### Source text
________________________________________
I went through Julia and Matlab docs trying to understand the Error message (making several changes to the code, trying to match the types, for example), but I couldn’t do it.

Please forgive me my probable ignorance (both of Julia and Matlab), and be willing to help me please.

You need to broadcast the operations with a “.” as hinted to by the error message use broadcasting with dot syntax: array .- scalar

ytop=b*sqrt.(x1.^2 / a^2 .- 1)
1 Like

In Matlab, a few operations have been identified as doing different things if applied as a scalar operation elementwise or as a matrix-matrix operation. In these cases you mark the difference with a period: A * x vs A .* x. In Julia, this distinction is applied consistently, and broadcasting (“elementwising”) can and is expected to be done for any function. For instance, if you define a function f(x) = sin(x)*x^2, you cannot now call f on a matrix X, but you can broadcast it: f.(X).
________________________________________
### Activity
Transcribe verbatim everything in the Julia broadcasting thread above, from "I went through" down to "help me please.".

### Stored data
________________________________________
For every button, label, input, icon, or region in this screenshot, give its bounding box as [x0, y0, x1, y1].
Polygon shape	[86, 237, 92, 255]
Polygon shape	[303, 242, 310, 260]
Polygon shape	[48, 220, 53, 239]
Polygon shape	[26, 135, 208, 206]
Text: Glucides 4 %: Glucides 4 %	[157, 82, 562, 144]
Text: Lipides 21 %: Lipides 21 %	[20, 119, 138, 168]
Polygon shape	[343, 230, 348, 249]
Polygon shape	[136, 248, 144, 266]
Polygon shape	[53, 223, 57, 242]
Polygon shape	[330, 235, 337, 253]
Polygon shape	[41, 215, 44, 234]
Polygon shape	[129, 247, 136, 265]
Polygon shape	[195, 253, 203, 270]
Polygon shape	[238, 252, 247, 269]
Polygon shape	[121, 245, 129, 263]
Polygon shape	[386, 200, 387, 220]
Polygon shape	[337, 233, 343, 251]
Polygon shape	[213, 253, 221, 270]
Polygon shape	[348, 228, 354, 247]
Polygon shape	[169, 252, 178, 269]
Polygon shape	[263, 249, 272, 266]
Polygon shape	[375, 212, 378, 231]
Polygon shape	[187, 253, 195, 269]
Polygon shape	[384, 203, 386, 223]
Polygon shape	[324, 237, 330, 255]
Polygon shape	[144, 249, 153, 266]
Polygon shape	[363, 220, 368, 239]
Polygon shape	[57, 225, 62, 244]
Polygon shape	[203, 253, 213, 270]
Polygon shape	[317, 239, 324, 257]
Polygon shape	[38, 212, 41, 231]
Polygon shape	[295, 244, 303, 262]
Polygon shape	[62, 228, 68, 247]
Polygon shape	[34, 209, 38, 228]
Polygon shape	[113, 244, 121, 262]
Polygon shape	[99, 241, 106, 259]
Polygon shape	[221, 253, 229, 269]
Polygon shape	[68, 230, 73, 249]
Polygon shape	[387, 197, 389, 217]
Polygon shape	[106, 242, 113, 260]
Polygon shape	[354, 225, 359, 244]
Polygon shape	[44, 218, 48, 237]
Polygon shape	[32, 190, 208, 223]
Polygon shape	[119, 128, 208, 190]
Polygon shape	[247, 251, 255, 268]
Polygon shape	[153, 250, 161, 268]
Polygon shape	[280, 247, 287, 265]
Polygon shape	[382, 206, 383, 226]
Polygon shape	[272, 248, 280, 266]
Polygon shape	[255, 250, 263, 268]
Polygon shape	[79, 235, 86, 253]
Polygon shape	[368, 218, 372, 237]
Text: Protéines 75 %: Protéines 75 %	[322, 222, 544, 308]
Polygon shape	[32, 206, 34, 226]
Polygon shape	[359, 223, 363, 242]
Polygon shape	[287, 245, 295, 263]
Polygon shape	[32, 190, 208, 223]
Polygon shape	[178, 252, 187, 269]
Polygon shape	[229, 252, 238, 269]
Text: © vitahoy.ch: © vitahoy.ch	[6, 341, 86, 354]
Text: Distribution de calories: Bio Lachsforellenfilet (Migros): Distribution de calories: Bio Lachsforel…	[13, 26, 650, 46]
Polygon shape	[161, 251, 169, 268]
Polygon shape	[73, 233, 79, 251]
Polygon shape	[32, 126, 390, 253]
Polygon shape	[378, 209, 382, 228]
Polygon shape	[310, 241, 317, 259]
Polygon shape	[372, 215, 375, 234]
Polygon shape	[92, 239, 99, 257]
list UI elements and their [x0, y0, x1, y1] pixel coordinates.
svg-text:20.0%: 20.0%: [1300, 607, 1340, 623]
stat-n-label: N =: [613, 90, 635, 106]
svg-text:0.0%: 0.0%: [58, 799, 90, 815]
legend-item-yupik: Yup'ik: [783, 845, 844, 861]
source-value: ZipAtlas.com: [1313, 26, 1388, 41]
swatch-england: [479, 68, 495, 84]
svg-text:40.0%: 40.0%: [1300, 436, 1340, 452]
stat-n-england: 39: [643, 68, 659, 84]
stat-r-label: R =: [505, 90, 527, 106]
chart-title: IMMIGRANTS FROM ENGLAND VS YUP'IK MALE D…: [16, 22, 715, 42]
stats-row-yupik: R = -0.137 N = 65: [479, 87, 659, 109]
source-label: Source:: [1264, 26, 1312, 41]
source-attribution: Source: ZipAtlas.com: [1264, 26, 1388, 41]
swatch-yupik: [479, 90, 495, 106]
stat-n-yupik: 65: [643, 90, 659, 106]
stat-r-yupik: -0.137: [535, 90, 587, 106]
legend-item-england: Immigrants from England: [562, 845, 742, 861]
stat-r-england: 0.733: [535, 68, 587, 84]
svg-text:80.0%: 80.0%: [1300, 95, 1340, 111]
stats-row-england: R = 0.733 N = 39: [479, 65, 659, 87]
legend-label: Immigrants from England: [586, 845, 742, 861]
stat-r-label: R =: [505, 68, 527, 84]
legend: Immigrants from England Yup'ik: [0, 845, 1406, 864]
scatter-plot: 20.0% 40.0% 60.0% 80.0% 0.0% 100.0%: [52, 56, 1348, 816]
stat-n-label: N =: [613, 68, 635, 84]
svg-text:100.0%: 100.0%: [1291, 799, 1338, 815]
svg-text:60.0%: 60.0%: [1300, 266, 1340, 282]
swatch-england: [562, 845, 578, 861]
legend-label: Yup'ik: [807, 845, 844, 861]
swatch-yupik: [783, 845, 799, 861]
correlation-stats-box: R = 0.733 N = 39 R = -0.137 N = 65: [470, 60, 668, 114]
________________________________________
### Your response
I went through Julia and Matlab docs trying to understand the Error message (making several changes to the code, trying to match the types, for example), but I couldn’t do it.

Please forgive me my probable ignorance (both of Julia and Matlab), and be willing to help me please.